====== Dataset records ======
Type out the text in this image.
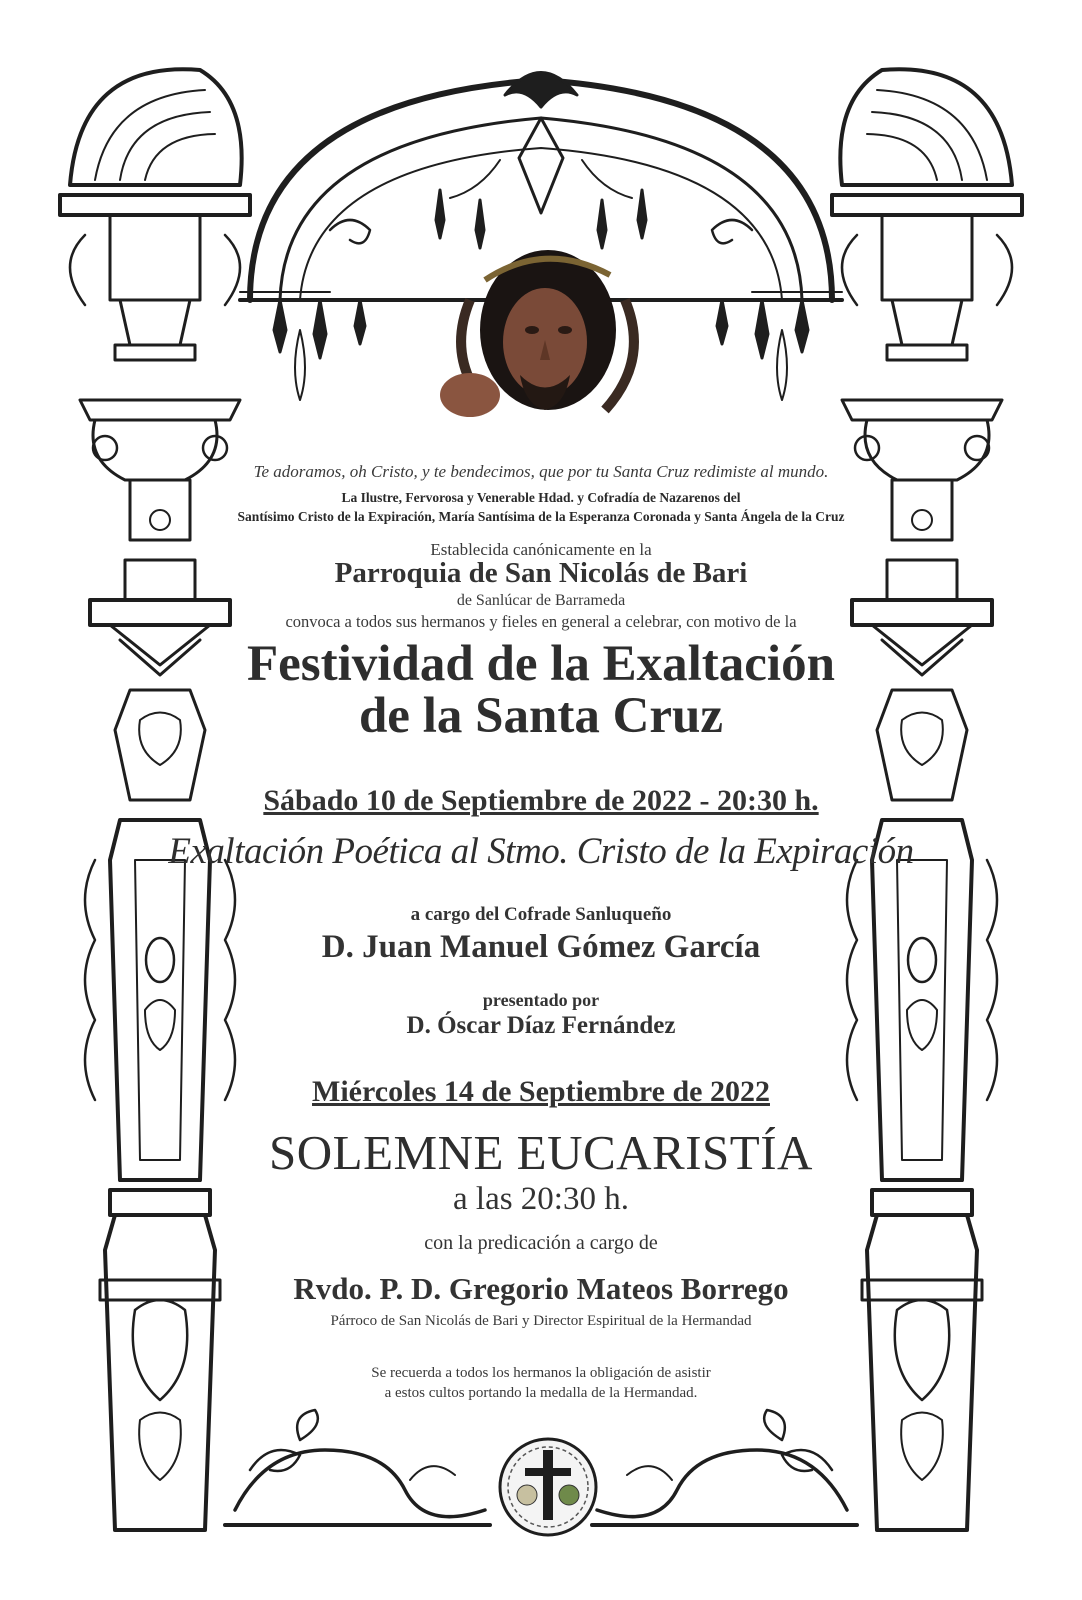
Te adoramos, oh Cristo, y te bendecimos, que por tu Santa Cruz redimiste al mundo.
La Ilustre, Fervorosa y Venerable Hdad. y Cofradía de Nazarenos del
Santísimo Cristo de la Expiración, María Santísima de la Esperanza Coronada y Santa Ángela de la Cruz
Establecida canónicamente en la
Parroquia de San Nicolás de Bari
de Sanlúcar de Barrameda
convoca a todos sus hermanos y fieles en general a celebrar, con motivo de la
Festividad de la Exaltación
de la Santa Cruz
Sábado 10 de Septiembre de 2022 - 20:30 h.
Exaltación Poética al Stmo. Cristo de la Expiración
a cargo del Cofrade Sanluqueño
D. Juan Manuel Gómez García
presentado por
D. Óscar Díaz Fernández
Miércoles 14 de Septiembre de 2022
SOLEMNE EUCARISTÍA
a las 20:30 h.
con la predicación a cargo de
Rvdo. P. D. Gregorio Mateos Borrego
Párroco de San Nicolás de Bari y Director Espiritual de la Hermandad
Se recuerda a todos los hermanos la obligación de asistir
a estos cultos portando la medalla de la Hermandad.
======
Leaving the pictures aside, transcribe the entire listing exactly.

▶ _Reply_:
Type out the text in this image.
Te adoramos, oh Cristo, y te bendecimos, que por tu Santa Cruz redimiste al mundo.
La Ilustre, Fervorosa y Venerable Hdad. y Cofradía de Nazarenos del
Santísimo Cristo de la Expiración, María Santísima de la Esperanza Coronada y Santa Ángela de la Cruz
Establecida canónicamente en la
Parroquia de San Nicolás de Bari
de Sanlúcar de Barrameda
convoca a todos sus hermanos y fieles en general a celebrar, con motivo de la
Festividad de la Exaltación
de la Santa Cruz
Sábado 10 de Septiembre de 2022 - 20:30 h.
Exaltación Poética al Stmo. Cristo de la Expiración
a cargo del Cofrade Sanluqueño
D. Juan Manuel Gómez García
presentado por
D. Óscar Díaz Fernández
Miércoles 14 de Septiembre de 2022
SOLEMNE EUCARISTÍA
a las 20:30 h.
con la predicación a cargo de
Rvdo. P. D. Gregorio Mateos Borrego
Párroco de San Nicolás de Bari y Director Espiritual de la Hermandad
Se recuerda a todos los hermanos la obligación de asistir
a estos cultos portando la medalla de la Hermandad.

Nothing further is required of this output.